- _What you have to do_: Set down, in full, every record in the block.

• • • • • • •

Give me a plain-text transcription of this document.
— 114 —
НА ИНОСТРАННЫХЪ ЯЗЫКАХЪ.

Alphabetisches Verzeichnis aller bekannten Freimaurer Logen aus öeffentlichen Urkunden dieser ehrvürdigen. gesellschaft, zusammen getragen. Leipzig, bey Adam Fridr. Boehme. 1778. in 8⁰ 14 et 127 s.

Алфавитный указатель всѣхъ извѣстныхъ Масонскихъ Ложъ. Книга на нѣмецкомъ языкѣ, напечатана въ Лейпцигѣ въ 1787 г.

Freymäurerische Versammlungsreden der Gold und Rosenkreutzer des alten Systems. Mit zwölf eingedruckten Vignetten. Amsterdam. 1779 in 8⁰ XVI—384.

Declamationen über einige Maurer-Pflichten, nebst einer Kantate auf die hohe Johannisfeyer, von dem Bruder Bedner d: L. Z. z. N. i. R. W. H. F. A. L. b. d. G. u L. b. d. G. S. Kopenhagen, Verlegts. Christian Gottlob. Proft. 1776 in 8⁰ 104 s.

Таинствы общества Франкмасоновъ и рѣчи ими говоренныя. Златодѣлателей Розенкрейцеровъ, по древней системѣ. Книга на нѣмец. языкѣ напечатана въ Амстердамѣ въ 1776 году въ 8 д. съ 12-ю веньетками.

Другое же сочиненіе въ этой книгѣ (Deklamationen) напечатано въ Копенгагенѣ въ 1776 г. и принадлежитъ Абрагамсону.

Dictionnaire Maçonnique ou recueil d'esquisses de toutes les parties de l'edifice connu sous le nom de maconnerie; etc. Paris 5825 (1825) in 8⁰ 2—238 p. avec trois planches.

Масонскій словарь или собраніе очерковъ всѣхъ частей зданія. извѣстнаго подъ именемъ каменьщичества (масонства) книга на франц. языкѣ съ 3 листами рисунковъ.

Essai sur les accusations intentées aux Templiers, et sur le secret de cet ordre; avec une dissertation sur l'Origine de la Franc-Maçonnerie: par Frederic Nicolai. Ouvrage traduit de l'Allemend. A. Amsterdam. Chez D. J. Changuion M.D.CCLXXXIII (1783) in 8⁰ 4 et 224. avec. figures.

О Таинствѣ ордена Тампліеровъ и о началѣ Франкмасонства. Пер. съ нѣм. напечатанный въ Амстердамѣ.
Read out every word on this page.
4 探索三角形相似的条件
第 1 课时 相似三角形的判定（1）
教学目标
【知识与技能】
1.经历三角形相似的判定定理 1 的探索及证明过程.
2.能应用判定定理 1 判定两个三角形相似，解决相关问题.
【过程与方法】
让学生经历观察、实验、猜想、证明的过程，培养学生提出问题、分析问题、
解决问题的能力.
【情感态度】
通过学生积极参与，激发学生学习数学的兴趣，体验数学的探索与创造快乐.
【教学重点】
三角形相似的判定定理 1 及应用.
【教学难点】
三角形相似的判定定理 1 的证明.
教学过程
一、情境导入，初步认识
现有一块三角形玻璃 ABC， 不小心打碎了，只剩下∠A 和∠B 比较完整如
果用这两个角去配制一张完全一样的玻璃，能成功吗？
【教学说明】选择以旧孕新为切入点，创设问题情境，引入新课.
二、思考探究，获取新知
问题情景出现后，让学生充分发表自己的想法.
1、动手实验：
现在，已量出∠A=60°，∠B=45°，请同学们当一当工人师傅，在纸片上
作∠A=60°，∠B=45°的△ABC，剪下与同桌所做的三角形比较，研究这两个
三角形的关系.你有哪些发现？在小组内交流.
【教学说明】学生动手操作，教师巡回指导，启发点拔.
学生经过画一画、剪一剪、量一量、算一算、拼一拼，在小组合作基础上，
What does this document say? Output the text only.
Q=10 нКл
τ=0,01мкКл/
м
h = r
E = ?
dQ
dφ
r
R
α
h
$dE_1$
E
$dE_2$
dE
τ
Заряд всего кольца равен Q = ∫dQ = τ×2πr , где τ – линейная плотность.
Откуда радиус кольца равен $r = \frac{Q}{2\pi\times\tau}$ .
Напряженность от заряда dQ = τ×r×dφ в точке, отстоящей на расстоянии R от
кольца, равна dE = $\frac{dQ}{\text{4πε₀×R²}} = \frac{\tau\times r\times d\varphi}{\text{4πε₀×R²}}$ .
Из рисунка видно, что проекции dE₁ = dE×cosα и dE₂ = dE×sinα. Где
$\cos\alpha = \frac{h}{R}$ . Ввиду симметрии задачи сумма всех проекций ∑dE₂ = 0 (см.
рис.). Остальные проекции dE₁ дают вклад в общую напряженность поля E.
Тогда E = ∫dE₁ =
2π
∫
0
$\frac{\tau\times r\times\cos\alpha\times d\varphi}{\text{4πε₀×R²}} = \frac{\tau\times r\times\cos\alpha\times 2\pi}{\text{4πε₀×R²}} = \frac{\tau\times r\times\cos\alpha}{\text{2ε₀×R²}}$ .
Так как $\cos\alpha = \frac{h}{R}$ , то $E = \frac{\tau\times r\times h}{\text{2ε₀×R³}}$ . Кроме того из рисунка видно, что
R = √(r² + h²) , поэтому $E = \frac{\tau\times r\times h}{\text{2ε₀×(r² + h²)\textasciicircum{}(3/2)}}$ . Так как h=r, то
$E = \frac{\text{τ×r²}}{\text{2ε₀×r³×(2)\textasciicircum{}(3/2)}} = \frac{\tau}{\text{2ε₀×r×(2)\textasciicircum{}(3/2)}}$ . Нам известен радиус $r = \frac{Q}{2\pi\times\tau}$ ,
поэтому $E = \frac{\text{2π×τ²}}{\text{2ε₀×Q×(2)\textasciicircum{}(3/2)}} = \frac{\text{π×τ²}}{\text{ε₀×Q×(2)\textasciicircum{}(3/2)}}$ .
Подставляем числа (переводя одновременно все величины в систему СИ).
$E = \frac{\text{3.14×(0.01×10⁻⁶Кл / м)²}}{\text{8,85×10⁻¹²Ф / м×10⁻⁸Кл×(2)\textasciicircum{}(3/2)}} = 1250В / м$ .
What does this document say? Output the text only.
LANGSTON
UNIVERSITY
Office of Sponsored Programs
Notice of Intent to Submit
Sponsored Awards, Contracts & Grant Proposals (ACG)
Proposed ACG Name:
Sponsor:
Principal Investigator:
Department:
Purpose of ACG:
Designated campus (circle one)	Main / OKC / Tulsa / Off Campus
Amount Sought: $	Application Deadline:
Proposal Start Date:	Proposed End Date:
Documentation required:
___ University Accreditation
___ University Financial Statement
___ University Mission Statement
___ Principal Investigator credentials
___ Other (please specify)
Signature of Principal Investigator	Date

• • • • • • •

- _Solved problem_:
Give me a plain-text transcription of this document.
— 114 —
НА ИНОСТРАННЫХЪ ЯЗЫКАХЪ.

Alphabetisches Verzeichnis aller bekannten Freimaurer Logen aus öeffentlichen Urkunden dieser ehrvürdigen. gesellschaft, zusammen getragen. Leipzig, bey Adam Fridr. Boehme. 1778. in 8⁰ 14 et 127 s.

Алфавитный указатель всѣхъ извѣстныхъ Масонскихъ Ложъ. Книга на нѣмецкомъ языкѣ, напечатана въ Лейпцигѣ въ 1787 г.

Freymäurerische Versammlungsreden der Gold und Rosenkreutzer des alten Systems. Mit zwölf eingedruckten Vignetten. Amsterdam. 1779 in 8⁰ XVI—384.

Declamationen über einige Maurer-Pflichten, nebst einer Kantate auf die hohe Johannisfeyer, von dem Bruder Bedner d: L. Z. z. N. i. R. W. H. F. A. L. b. d. G. u L. b. d. G. S. Kopenhagen, Verlegts. Christian Gottlob. Proft. 1776 in 8⁰ 104 s.

Таинствы общества Франкмасоновъ и рѣчи ими говоренныя. Златодѣлателей Розенкрейцеровъ, по древней системѣ. Книга на нѣмец. языкѣ напечатана въ Амстердамѣ въ 1776 году въ 8 д. съ 12-ю веньетками.

Другое же сочиненіе въ этой книгѣ (Deklamationen) напечатано въ Копенгагенѣ въ 1776 г. и принадлежитъ Абрагамсону.

Dictionnaire Maçonnique ou recueil d'esquisses de toutes les parties de l'edifice connu sous le nom de maconnerie; etc. Paris 5825 (1825) in 8⁰ 2—238 p. avec trois planches.

Масонскій словарь или собраніе очерковъ всѣхъ частей зданія. извѣстнаго подъ именемъ каменьщичества (масонства) книга на франц. языкѣ съ 3 листами рисунковъ.

Essai sur les accusations intentées aux Templiers, et sur le secret de cet ordre; avec une dissertation sur l'Origine de la Franc-Maçonnerie: par Frederic Nicolai. Ouvrage traduit de l'Allemend. A. Amsterdam. Chez D. J. Changuion M.D.CCLXXXIII (1783) in 8⁰ 4 et 224. avec. figures.

О Таинствѣ ордена Тампліеровъ и о началѣ Франкмасонства. Пер. съ нѣм. напечатанный въ Амстердамѣ.
Read out every word on this page.
4 探索三角形相似的条件
第 1 课时 相似三角形的判定（1）
教学目标
【知识与技能】
1.经历三角形相似的判定定理 1 的探索及证明过程.
2.能应用判定定理 1 判定两个三角形相似，解决相关问题.
【过程与方法】
让学生经历观察、实验、猜想、证明的过程，培养学生提出问题、分析问题、
解决问题的能力.
【情感态度】
通过学生积极参与，激发学生学习数学的兴趣，体验数学的探索与创造快乐.
【教学重点】
三角形相似的判定定理 1 及应用.
【教学难点】
三角形相似的判定定理 1 的证明.
教学过程
一、情境导入，初步认识
现有一块三角形玻璃 ABC， 不小心打碎了，只剩下∠A 和∠B 比较完整如
果用这两个角去配制一张完全一样的玻璃，能成功吗？
【教学说明】选择以旧孕新为切入点，创设问题情境，引入新课.
二、思考探究，获取新知
问题情景出现后，让学生充分发表自己的想法.
1、动手实验：
现在，已量出∠A=60°，∠B=45°，请同学们当一当工人师傅，在纸片上
作∠A=60°，∠B=45°的△ABC，剪下与同桌所做的三角形比较，研究这两个
三角形的关系.你有哪些发现？在小组内交流.
【教学说明】学生动手操作，教师巡回指导，启发点拔.
学生经过画一画、剪一剪、量一量、算一算、拼一拼，在小组合作基础上，
What does this document say? Output the text only.
Q=10 нКл
τ=0,01мкКл/
м
h = r
E = ?
dQ
dφ
r
R
α
h
$dE_1$
E
$dE_2$
dE
τ
Заряд всего кольца равен Q = ∫dQ = τ×2πr , где τ – линейная плотность.
Откуда радиус кольца равен $r = \frac{Q}{2\pi\times\tau}$ .
Напряженность от заряда dQ = τ×r×dφ в точке, отстоящей на расстоянии R от
кольца, равна dE = $\frac{dQ}{\text{4πε₀×R²}} = \frac{\tau\times r\times d\varphi}{\text{4πε₀×R²}}$ .
Из рисунка видно, что проекции dE₁ = dE×cosα и dE₂ = dE×sinα. Где
$\cos\alpha = \frac{h}{R}$ . Ввиду симметрии задачи сумма всех проекций ∑dE₂ = 0 (см.
рис.). Остальные проекции dE₁ дают вклад в общую напряженность поля E.
Тогда E = ∫dE₁ =
2π
∫
0
$\frac{\tau\times r\times\cos\alpha\times d\varphi}{\text{4πε₀×R²}} = \frac{\tau\times r\times\cos\alpha\times 2\pi}{\text{4πε₀×R²}} = \frac{\tau\times r\times\cos\alpha}{\text{2ε₀×R²}}$ .
Так как $\cos\alpha = \frac{h}{R}$ , то $E = \frac{\tau\times r\times h}{\text{2ε₀×R³}}$ . Кроме того из рисунка видно, что
R = √(r² + h²) , поэтому $E = \frac{\tau\times r\times h}{\text{2ε₀×(r² + h²)\textasciicircum{}(3/2)}}$ . Так как h=r, то
$E = \frac{\text{τ×r²}}{\text{2ε₀×r³×(2)\textasciicircum{}(3/2)}} = \frac{\tau}{\text{2ε₀×r×(2)\textasciicircum{}(3/2)}}$ . Нам известен радиус $r = \frac{Q}{2\pi\times\tau}$ ,
поэтому $E = \frac{\text{2π×τ²}}{\text{2ε₀×Q×(2)\textasciicircum{}(3/2)}} = \frac{\text{π×τ²}}{\text{ε₀×Q×(2)\textasciicircum{}(3/2)}}$ .
Подставляем числа (переводя одновременно все величины в систему СИ).
$E = \frac{\text{3.14×(0.01×10⁻⁶Кл / м)²}}{\text{8,85×10⁻¹²Ф / м×10⁻⁸Кл×(2)\textasciicircum{}(3/2)}} = 1250В / м$ .
What does this document say? Output the text only.
LANGSTON
UNIVERSITY
Office of Sponsored Programs
Notice of Intent to Submit
Sponsored Awards, Contracts & Grant Proposals (ACG)
Proposed ACG Name:
Sponsor:
Principal Investigator:
Department:
Purpose of ACG:
Designated campus (circle one)	Main / OKC / Tulsa / Off Campus
Amount Sought: $	Application Deadline:
Proposal Start Date:	Proposed End Date:
Documentation required:
___ University Accreditation
___ University Financial Statement
___ University Mission Statement
___ Principal Investigator credentials
___ Other (please specify)
Signature of Principal Investigator	Date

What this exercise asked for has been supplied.